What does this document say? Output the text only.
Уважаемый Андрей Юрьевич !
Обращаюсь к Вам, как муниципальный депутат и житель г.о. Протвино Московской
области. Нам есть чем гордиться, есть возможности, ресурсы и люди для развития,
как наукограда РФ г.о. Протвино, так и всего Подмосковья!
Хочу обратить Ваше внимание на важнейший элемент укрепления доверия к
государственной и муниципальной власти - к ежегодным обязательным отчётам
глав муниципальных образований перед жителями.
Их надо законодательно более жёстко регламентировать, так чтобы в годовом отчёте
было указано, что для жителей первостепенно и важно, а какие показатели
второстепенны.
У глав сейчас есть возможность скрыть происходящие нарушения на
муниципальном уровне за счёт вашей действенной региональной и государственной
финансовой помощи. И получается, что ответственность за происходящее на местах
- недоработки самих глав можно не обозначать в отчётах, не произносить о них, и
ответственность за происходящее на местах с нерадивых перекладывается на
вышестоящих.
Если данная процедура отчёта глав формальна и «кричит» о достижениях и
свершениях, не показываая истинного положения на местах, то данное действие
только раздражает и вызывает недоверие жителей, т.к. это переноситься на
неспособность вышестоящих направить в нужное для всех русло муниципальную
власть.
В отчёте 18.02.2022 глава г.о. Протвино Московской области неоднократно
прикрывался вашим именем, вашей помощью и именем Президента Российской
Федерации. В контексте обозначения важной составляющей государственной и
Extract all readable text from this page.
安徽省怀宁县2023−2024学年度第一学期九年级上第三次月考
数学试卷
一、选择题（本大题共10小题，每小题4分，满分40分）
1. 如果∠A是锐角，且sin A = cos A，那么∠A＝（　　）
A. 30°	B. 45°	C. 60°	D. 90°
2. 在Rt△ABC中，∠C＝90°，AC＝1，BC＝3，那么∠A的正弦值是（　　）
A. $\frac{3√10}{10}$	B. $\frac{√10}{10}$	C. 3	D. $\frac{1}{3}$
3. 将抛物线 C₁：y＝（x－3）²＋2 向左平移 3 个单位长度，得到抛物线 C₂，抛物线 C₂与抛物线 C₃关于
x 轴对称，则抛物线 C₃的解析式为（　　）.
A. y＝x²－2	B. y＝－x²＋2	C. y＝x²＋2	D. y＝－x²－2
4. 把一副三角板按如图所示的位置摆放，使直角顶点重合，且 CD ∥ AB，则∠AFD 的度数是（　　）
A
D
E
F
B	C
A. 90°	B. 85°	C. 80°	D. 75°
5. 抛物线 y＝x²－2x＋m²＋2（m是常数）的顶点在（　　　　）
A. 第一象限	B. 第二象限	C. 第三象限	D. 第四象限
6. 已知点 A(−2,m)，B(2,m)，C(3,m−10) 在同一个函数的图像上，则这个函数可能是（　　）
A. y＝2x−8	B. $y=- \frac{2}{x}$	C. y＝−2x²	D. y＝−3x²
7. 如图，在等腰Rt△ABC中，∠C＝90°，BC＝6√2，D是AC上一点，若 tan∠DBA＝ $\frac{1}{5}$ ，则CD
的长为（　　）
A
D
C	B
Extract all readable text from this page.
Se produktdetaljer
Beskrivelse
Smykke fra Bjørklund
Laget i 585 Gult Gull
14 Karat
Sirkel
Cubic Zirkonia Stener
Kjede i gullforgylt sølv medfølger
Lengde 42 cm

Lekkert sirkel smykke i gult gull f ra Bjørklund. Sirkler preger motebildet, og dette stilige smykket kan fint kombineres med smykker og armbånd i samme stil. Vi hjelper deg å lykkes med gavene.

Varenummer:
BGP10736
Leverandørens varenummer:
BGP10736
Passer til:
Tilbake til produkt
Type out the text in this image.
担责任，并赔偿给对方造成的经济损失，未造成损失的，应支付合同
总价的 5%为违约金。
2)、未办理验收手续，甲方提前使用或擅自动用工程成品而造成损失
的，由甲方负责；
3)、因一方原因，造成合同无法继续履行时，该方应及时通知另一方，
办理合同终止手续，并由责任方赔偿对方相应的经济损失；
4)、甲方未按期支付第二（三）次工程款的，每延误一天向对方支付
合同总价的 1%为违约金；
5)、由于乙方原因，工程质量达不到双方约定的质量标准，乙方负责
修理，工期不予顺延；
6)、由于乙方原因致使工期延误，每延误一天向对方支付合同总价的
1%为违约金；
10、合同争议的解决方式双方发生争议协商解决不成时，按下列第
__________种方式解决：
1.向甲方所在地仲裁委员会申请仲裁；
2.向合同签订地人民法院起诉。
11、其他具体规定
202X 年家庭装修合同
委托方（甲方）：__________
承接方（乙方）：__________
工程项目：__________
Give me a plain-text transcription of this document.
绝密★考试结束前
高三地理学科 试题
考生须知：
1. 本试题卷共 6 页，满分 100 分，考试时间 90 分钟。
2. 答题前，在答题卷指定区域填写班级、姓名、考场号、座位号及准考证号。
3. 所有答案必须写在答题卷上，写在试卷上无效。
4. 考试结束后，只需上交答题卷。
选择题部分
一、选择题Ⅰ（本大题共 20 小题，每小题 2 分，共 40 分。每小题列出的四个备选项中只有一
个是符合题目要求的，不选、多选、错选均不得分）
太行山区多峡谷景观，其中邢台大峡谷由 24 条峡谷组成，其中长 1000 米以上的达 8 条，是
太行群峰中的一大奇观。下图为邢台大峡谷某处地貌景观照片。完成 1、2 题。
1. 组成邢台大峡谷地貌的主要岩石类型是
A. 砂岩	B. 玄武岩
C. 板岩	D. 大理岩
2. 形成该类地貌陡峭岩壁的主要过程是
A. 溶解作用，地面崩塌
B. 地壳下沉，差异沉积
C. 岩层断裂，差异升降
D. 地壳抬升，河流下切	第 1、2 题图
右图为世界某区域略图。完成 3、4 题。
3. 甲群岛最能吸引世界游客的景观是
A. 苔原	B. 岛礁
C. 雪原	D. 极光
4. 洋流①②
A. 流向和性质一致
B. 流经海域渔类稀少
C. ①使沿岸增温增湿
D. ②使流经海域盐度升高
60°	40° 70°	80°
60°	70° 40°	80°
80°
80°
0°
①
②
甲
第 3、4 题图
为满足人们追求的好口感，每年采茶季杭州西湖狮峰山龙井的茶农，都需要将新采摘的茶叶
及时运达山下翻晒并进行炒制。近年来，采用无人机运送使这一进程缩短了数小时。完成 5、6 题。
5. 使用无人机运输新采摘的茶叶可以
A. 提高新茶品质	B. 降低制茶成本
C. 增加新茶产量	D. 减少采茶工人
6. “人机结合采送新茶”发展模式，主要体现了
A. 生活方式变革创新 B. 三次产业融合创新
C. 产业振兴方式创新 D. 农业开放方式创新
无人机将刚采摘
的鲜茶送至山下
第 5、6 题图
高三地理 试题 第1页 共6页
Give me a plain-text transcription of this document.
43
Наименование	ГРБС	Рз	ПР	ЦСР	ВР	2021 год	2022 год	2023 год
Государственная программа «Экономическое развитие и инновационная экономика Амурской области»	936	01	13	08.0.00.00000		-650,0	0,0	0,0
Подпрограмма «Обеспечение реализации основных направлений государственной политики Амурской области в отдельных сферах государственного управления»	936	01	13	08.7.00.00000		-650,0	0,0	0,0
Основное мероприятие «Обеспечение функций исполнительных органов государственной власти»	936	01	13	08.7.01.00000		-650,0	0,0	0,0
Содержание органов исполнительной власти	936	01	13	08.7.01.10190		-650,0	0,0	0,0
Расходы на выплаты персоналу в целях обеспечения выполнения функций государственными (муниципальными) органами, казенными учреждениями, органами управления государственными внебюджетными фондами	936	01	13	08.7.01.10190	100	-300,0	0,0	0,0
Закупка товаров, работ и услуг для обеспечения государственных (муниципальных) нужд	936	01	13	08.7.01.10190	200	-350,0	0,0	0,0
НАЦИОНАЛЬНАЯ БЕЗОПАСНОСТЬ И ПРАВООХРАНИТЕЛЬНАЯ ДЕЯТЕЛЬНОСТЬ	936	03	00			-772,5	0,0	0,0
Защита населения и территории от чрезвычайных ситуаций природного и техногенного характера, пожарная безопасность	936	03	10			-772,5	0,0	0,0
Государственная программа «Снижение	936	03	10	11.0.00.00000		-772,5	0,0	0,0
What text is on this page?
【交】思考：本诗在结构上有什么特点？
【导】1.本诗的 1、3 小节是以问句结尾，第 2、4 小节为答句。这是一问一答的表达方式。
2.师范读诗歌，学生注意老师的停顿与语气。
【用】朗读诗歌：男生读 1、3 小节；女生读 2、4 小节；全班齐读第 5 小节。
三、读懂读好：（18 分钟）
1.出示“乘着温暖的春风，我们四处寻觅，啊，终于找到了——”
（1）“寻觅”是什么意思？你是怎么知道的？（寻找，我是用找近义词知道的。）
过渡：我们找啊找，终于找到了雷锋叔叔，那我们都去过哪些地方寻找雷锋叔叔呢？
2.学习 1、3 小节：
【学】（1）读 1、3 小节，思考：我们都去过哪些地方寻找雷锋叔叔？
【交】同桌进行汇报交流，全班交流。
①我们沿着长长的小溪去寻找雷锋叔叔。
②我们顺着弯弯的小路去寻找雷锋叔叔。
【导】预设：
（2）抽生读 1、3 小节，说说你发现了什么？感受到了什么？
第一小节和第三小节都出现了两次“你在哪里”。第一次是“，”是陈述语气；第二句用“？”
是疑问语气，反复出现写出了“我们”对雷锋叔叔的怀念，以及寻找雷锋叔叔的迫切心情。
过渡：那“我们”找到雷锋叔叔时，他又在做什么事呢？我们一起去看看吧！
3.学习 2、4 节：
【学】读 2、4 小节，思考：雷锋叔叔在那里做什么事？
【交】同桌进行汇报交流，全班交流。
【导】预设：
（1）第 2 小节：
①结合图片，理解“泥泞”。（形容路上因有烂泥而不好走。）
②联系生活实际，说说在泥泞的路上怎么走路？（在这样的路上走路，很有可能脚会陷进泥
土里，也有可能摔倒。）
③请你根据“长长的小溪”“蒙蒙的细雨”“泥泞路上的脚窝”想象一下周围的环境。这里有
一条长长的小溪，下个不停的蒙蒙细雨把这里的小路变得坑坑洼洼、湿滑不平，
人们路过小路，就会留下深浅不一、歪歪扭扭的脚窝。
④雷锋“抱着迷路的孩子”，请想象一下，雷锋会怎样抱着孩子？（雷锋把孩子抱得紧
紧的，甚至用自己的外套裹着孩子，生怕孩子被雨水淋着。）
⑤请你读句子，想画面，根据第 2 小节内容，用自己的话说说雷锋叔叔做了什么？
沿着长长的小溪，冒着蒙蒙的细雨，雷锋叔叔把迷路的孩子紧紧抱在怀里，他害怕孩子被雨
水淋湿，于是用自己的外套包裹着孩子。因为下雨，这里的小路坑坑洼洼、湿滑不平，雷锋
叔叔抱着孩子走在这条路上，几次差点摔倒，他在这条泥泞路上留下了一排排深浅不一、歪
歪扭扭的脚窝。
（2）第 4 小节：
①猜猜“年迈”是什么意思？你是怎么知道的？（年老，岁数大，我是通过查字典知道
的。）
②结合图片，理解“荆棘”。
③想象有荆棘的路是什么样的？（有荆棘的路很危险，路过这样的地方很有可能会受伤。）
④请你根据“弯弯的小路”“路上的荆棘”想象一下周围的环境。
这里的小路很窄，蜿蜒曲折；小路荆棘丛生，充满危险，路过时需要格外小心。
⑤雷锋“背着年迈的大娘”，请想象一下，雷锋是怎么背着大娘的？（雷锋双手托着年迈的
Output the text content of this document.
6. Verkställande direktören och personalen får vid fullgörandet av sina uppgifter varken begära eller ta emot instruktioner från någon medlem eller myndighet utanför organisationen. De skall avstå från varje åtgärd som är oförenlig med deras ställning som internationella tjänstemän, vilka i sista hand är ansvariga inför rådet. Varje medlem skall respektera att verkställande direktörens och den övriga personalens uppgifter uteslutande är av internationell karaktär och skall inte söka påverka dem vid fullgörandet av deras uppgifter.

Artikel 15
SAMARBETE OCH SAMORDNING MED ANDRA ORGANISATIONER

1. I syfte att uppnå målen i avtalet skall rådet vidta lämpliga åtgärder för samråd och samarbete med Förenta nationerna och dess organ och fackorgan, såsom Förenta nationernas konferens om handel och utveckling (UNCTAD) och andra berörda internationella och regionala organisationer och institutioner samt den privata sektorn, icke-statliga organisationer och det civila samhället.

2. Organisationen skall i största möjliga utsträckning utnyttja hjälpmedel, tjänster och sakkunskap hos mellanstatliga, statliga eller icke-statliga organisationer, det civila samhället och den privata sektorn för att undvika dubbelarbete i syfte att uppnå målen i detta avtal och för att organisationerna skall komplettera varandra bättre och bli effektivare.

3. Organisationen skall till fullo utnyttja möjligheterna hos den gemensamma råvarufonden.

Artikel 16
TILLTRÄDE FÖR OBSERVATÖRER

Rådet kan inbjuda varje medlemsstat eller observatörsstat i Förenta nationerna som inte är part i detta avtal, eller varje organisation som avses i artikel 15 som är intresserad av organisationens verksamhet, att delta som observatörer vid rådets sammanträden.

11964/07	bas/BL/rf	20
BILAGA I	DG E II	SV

****************************************

What the task asks: Copy all lines from the listing that contain "Обеспечение".

Full response:
Подпрограмма «Обеспечение реализации основных направлений государственной политики Амурской области в отдельных сферах государственного управления»	936	01	13	08.7.00.00000		-650,0	0,0	0,0
Основное мероприятие «Обеспечение функций исполнительных органов государственной власти»	936	01	13	08.7.01.00000		-650,0	0,0	0,0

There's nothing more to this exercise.